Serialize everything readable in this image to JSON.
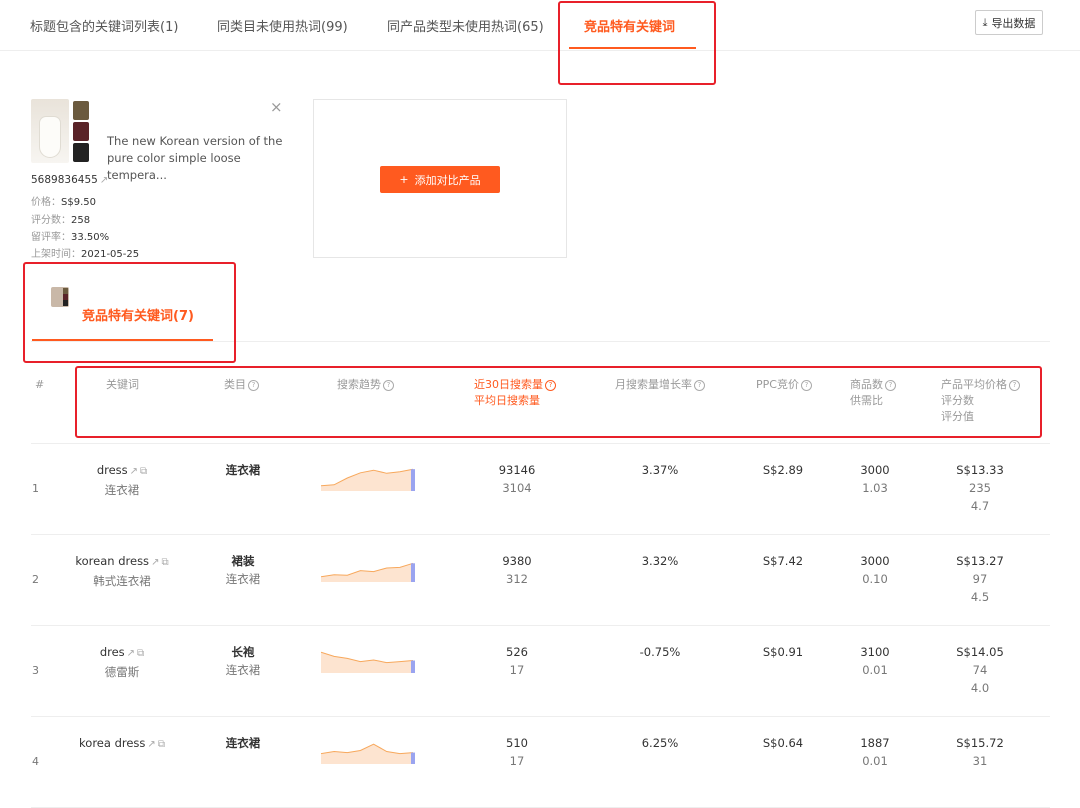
{
  "tabs": [
    {
      "label": "标题包含的关键词列表(1)"
    },
    {
      "label": "同类目未使用热词(99)"
    },
    {
      "label": "同产品类型未使用热词(65)"
    },
    {
      "label": "竞品特有关键词"
    }
  ],
  "export_label": "导出数据",
  "product": {
    "title": "The new Korean version of the pure color simple loose tempera...",
    "sku": "5689836455",
    "price_label": "价格：",
    "price": "S$9.50",
    "reviews_label": "评分数：",
    "reviews": "258",
    "rate_label": "留评率：",
    "rate": "33.50%",
    "date_label": "上架时间：",
    "date": "2021-05-25",
    "swatch_colors": [
      "#6b5a3e",
      "#5a2328",
      "#222222"
    ]
  },
  "add_compare_label": "添加对比产品",
  "sub_tab_label": "竞品特有关键词(7)",
  "headers": {
    "num": "#",
    "keyword": "关键词",
    "category": "类目",
    "trend": "搜索趋势",
    "search30": "近30日搜索量",
    "dailysearch": "平均日搜索量",
    "growth": "月搜索量增长率",
    "ppc": "PPC竞价",
    "products": "商品数",
    "supply": "供需比",
    "avgprice": "产品平均价格",
    "ratecount": "评分数",
    "ratevalue": "评分值"
  },
  "rows": [
    {
      "num": "1",
      "kw": "dress",
      "kw_cn": "连衣裙",
      "cat1": "连衣裙",
      "cat2": "",
      "search": "93146",
      "daily": "3104",
      "growth": "3.37%",
      "ppc": "S$2.89",
      "products": "3000",
      "supply": "1.03",
      "price": "S$13.33",
      "rcount": "235",
      "rvalue": "4.7",
      "trend": [
        30,
        32,
        45,
        55,
        60,
        54,
        57,
        62
      ]
    },
    {
      "num": "2",
      "kw": "korean dress",
      "kw_cn": "韩式连衣裙",
      "cat1": "裙装",
      "cat2": "连衣裙",
      "search": "9380",
      "daily": "312",
      "growth": "3.32%",
      "ppc": "S$7.42",
      "products": "3000",
      "supply": "0.10",
      "price": "S$13.27",
      "rcount": "97",
      "rvalue": "4.5",
      "trend": [
        30,
        34,
        33,
        42,
        40,
        47,
        48,
        56
      ]
    },
    {
      "num": "3",
      "kw": "dres",
      "kw_cn": "德雷斯",
      "cat1": "长袍",
      "cat2": "连衣裙",
      "search": "526",
      "daily": "17",
      "growth": "-0.75%",
      "ppc": "S$0.91",
      "products": "3100",
      "supply": "0.01",
      "price": "S$14.05",
      "rcount": "74",
      "rvalue": "4.0",
      "trend": [
        60,
        52,
        48,
        42,
        45,
        40,
        42,
        44
      ]
    },
    {
      "num": "4",
      "kw": "korea dress",
      "kw_cn": "",
      "cat1": "连衣裙",
      "cat2": "",
      "search": "510",
      "daily": "17",
      "growth": "6.25%",
      "ppc": "S$0.64",
      "products": "1887",
      "supply": "0.01",
      "price": "S$15.72",
      "rcount": "31",
      "rvalue": "",
      "trend": [
        40,
        44,
        42,
        46,
        58,
        44,
        40,
        42
      ]
    }
  ]
}
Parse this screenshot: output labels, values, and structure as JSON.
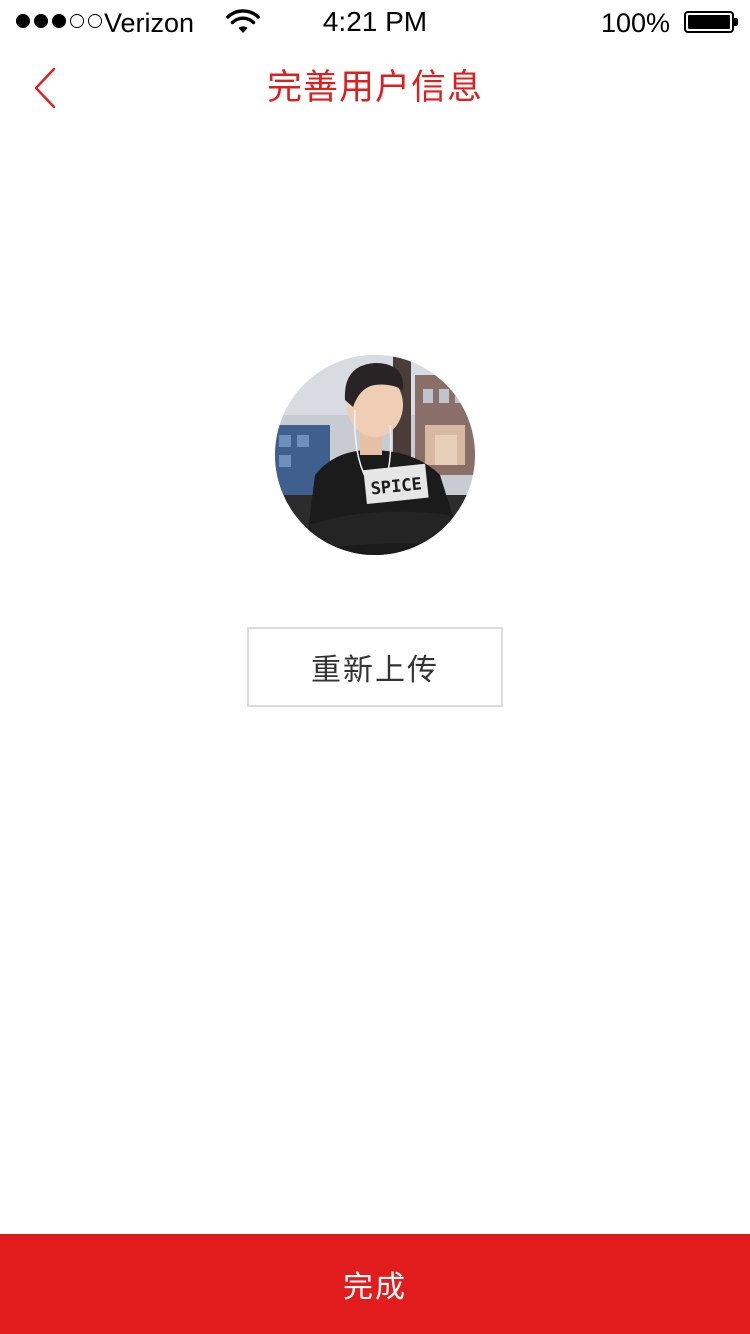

Set problem:
List each line of the records that holds the string "growth".

Complete response:
    "growth": "月搜索量增长率",
      "growth": "3.37%",
      "growth": "3.32%",
      "growth": "-0.75%",
      "growth": "6.25%",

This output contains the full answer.